### [Page text]
▬▬▬▬▬▬
30 thoughts on “Welcome to the Gift Ecology Circle Sharing page!

  1. Hi GEC,

    I’ve been absorbing all the great material for this month, and enjoying it immensely. I’m so inspired by these people who have created something they believe in, and I keep thinking about how I can bring my gifts to others in the same way.

    It’s late and I won’t have time for much in the way of comment, but I look forward to our interaction tomorrow.

    I do have one question I’d like to throw out there. It may not be in the realm of this topic, but I’ve been struggling with it ever since I was asked to give a talk for a women’s chamber of commerce group in Denver. (Yes, you read that right!)

    I was re-reading another chapter in Sacred Economics after reading Ch 18 (thank you, Jens and Becky!) and Charles was very clear in this chapter that any investment that takes advantage of interest is, I don’t recall his words, but the meaning I take from it is – exploitive. And that’s even if it’s a “socially-conscious” investment. How do you all handle that, in terms of your own investments? I’m also wondering what to say to my students and clients who ask about this. In the past, I’ve told it like it is with most people, but it takes alot of explaining and providing background. I’d love to hear your thoughts on this tomorrow. I’ll leave it at that for now and will explain more if we decide to address this question.

    Looking forward to seeing you all,


    1. This is a great question, Amy and we can certainly hold space around it today. There is material I can share, on this exact topic.should we decide to continue next month, or send to you privately 🙂 ❤ becky


  2. I like Nipun Mehta’s quote, “the problem with price tags is we lose touch with the priceless.” Growing up, my grandmother, who was a weaver, used to give away or charge very little for the beautiful blankets and hand bags that she and her husband made on their loom. My mom and my dad often commented on how she should have charged more – they were saying that because they believed she should have valued herself and her products more, since they were so beautiful and special. So their intent was out of love and appreciation for her, but now I’m thinking about this differently from a gift economy context. From this new context, maybe what she was doing was just right. She had a paying job to support herself, so it’s not like she greatly needed the extra money. And she probably got and received joy and connections with others from giving her gifts. I definitely absorbed the message that being a good business person (i.e. selling things for a profit or at least to cover your expenses) is valued, but generosity is not particularly valued.
▬▬▬▬▬▬
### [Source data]

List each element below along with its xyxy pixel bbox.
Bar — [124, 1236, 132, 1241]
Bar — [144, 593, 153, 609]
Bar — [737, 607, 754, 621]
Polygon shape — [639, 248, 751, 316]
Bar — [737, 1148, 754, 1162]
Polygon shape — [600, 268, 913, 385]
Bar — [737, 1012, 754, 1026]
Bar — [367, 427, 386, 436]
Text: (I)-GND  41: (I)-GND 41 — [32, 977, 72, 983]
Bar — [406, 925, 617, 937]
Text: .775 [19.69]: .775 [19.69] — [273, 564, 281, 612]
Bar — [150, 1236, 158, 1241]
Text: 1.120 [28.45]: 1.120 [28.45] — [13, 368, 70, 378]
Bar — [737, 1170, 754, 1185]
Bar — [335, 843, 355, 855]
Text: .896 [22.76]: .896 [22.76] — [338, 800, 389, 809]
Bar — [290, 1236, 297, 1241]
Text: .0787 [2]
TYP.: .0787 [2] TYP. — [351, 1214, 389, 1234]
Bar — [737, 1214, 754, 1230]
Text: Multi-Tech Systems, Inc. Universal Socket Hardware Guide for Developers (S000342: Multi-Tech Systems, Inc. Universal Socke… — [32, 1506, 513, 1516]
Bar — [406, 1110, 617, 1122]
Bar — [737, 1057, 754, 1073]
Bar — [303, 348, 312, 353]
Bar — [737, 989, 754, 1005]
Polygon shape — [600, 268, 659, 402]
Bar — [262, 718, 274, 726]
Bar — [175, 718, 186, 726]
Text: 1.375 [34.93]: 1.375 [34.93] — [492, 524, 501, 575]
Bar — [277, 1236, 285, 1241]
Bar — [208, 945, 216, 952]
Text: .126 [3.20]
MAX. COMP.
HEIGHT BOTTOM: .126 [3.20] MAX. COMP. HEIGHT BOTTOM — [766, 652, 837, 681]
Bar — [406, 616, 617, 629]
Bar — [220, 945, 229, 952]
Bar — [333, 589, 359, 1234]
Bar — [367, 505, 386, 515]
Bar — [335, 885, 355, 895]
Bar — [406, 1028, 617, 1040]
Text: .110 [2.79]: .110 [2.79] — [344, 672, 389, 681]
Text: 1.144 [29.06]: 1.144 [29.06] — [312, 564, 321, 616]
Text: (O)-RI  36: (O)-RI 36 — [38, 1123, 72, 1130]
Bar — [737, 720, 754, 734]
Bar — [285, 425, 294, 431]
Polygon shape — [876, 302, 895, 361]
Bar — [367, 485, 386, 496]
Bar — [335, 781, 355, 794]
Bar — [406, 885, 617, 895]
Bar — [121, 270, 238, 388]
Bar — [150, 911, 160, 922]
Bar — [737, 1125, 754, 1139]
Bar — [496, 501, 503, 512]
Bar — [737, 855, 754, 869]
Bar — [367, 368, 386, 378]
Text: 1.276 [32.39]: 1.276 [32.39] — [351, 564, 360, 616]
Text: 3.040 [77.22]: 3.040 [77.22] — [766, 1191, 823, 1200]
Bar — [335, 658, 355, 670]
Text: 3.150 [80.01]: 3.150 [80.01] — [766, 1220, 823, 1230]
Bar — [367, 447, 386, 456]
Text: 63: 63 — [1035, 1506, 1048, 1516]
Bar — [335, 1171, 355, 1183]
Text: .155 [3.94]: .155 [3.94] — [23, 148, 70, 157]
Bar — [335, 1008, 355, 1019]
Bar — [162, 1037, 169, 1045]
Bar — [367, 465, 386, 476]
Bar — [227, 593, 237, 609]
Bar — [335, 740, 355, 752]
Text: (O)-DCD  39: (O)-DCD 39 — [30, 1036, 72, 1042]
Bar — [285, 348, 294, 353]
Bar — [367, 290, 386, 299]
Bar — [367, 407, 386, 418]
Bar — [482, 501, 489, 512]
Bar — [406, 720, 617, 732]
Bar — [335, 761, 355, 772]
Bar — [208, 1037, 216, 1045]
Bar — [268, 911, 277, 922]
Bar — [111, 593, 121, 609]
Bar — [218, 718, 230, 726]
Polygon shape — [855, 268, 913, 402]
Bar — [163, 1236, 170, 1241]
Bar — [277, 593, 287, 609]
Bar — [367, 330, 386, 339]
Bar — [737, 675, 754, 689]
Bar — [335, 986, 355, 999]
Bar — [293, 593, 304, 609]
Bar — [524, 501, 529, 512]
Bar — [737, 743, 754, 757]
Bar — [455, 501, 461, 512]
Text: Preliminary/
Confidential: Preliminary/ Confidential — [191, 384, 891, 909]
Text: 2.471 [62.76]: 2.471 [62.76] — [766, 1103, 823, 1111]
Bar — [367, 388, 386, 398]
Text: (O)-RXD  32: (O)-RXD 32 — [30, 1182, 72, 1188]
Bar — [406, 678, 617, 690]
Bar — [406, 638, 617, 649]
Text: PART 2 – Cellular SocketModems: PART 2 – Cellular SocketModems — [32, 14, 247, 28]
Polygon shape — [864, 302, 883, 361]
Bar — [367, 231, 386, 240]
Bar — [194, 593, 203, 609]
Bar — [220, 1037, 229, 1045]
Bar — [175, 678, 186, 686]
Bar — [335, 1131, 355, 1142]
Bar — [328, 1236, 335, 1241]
▬▬▬▬▬▬
### [Exercises]
A – According to the Gift Ecology Circle comments, what group was Amy asked to give a talk for?
B – Write the next part of the Gift Ecology Circle comments, starting after the last sentence shown.
The lines above are separate material and are not part of the Gift Ecology Circle comments.

### [Final answers]
A – A women's chamber of commerce group in Denver.

B –
    Liked by 1 person

  3. Changing habits – Becky, this was an interesting video, but I don’t see the connection to our gift ecology themes. Could you please explain why you chose it and how you see it connecting for you? One thing it did remind me of was how much I enjoyed the storytelling “habits of separation” exercise we did in Charles’ workshop. I’ve done it with a friend and on my own a couple times since then, and found it hugely powerful. I would love to do it more! So now I have to seek out some willing friends…

    Liked by 1 person

    1. Hi Lynn, This video has been helpful to me because it recognizes significance in small or subtle personal changes. I chose it for our GEC because perhaps it is meaningful for us to push our individual edges or our comfort zones, to possibly consider our own patterns or habits that may feel limited or no longer be serving us as we transition from the old to new story?… and to tie into the homeplay assignments. Personally, this talk affirms to me that as I commit to what feels like small change, I may grow and have greater positive ripples from my commitment to something small and manageable. Much hype happens in the collective old story revolving around necessary BIG change, but as we each start where we are with ourselves, this video feels like a powerful affirmation of the possibility of great change from small personal commitments. I’m glad you found this video interesting. (If you want to do the habits exercise together, I am a willing friend. 🙂 ) ❤ becky

      Liked by 1 person

  4. Dear friends,
    thank you so much for your presence yesterday.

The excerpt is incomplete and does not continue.